Task:
Gather, from the listing beneath this task, every line holding the string "happens".

• • • •

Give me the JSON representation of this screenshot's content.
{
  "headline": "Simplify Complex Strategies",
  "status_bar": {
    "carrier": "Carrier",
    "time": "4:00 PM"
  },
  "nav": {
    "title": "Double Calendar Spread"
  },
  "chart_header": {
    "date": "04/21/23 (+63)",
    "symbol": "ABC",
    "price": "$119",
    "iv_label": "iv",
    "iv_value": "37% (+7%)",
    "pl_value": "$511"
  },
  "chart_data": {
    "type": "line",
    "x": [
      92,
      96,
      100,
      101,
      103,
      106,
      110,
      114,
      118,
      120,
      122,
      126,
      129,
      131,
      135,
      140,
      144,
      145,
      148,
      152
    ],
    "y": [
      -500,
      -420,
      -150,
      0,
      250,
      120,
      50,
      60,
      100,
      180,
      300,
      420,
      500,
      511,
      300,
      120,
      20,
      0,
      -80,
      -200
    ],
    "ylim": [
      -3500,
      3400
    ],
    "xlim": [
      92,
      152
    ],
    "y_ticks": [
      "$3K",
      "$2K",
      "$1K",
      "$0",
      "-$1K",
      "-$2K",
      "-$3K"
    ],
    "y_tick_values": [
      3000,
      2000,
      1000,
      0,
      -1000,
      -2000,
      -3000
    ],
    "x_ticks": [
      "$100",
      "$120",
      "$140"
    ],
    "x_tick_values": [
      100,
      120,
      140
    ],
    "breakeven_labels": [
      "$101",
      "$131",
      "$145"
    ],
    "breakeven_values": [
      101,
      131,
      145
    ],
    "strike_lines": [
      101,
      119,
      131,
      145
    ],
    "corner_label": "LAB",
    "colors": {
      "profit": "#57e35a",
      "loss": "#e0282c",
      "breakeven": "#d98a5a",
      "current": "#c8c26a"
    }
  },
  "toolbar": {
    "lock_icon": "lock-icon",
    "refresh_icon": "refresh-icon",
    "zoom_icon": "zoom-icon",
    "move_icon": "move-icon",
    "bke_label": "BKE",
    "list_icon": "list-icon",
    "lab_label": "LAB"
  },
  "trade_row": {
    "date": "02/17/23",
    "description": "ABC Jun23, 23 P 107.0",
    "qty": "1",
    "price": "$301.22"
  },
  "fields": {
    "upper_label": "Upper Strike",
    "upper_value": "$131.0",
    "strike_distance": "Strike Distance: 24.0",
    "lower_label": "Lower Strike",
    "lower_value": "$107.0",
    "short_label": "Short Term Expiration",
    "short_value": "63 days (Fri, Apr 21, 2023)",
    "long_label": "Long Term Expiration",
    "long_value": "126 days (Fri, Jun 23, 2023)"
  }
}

• • • •

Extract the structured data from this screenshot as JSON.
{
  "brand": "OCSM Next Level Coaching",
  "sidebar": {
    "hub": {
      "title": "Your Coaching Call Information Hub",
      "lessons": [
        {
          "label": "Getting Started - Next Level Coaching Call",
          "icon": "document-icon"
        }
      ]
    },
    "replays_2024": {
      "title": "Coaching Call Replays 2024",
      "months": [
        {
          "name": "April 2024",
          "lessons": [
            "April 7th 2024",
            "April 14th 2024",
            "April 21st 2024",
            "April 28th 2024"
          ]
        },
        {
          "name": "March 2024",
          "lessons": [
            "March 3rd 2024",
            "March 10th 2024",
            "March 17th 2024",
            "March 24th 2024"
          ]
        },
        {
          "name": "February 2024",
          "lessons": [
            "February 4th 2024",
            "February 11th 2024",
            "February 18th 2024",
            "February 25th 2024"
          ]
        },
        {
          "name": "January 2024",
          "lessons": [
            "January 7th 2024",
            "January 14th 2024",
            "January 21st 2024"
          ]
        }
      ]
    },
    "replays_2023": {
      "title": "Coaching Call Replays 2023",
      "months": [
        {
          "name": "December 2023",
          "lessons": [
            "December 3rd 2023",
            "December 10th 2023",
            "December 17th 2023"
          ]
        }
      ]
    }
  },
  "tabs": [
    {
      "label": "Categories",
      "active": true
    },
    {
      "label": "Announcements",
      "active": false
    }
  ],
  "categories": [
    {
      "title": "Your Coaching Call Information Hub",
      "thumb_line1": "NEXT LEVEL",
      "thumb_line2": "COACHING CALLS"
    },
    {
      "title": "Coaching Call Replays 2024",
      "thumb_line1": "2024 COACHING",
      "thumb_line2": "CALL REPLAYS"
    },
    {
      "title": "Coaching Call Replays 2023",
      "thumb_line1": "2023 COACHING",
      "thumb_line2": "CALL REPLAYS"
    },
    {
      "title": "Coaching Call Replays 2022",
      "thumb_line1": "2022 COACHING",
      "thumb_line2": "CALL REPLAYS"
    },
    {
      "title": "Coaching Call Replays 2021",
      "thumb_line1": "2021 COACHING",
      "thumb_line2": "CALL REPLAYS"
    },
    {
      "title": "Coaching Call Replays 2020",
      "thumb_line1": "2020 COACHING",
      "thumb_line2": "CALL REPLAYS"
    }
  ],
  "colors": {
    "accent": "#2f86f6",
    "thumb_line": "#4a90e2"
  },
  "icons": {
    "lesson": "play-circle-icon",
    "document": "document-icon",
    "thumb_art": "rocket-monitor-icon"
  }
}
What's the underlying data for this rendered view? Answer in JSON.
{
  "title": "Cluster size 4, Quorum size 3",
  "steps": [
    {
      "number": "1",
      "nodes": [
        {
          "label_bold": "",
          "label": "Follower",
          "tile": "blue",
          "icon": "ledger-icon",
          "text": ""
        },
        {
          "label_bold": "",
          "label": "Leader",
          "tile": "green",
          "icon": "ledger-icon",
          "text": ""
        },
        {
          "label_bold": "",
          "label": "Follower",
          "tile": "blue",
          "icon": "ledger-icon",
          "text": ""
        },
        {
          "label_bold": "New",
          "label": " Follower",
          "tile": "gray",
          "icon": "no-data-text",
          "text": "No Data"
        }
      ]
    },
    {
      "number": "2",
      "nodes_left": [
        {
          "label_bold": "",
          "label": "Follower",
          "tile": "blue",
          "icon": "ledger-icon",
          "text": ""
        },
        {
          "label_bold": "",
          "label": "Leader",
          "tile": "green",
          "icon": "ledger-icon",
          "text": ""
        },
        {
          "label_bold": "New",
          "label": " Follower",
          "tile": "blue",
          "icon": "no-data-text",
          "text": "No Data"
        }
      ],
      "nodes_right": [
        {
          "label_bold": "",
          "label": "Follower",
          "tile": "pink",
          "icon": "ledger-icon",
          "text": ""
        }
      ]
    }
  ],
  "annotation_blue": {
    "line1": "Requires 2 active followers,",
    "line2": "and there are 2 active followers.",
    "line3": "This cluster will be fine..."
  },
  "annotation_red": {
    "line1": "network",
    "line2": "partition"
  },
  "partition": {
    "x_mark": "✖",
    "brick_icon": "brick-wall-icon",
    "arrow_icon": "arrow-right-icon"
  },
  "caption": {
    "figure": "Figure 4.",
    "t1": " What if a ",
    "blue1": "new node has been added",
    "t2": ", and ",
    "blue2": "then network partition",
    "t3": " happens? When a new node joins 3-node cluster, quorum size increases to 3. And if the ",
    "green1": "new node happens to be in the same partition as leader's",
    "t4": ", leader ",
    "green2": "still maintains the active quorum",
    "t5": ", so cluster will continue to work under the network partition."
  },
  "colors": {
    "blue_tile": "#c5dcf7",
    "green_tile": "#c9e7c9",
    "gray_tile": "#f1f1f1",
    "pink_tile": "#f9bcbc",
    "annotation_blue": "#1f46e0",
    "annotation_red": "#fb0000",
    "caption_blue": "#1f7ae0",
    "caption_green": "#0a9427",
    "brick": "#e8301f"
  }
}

• • • •

Result below:
    "t3": " happens? When a new node joins 3-node cluster, quorum size increases to 3. And if the ",
    "green1": "new node happens to be in the same partition as leader's",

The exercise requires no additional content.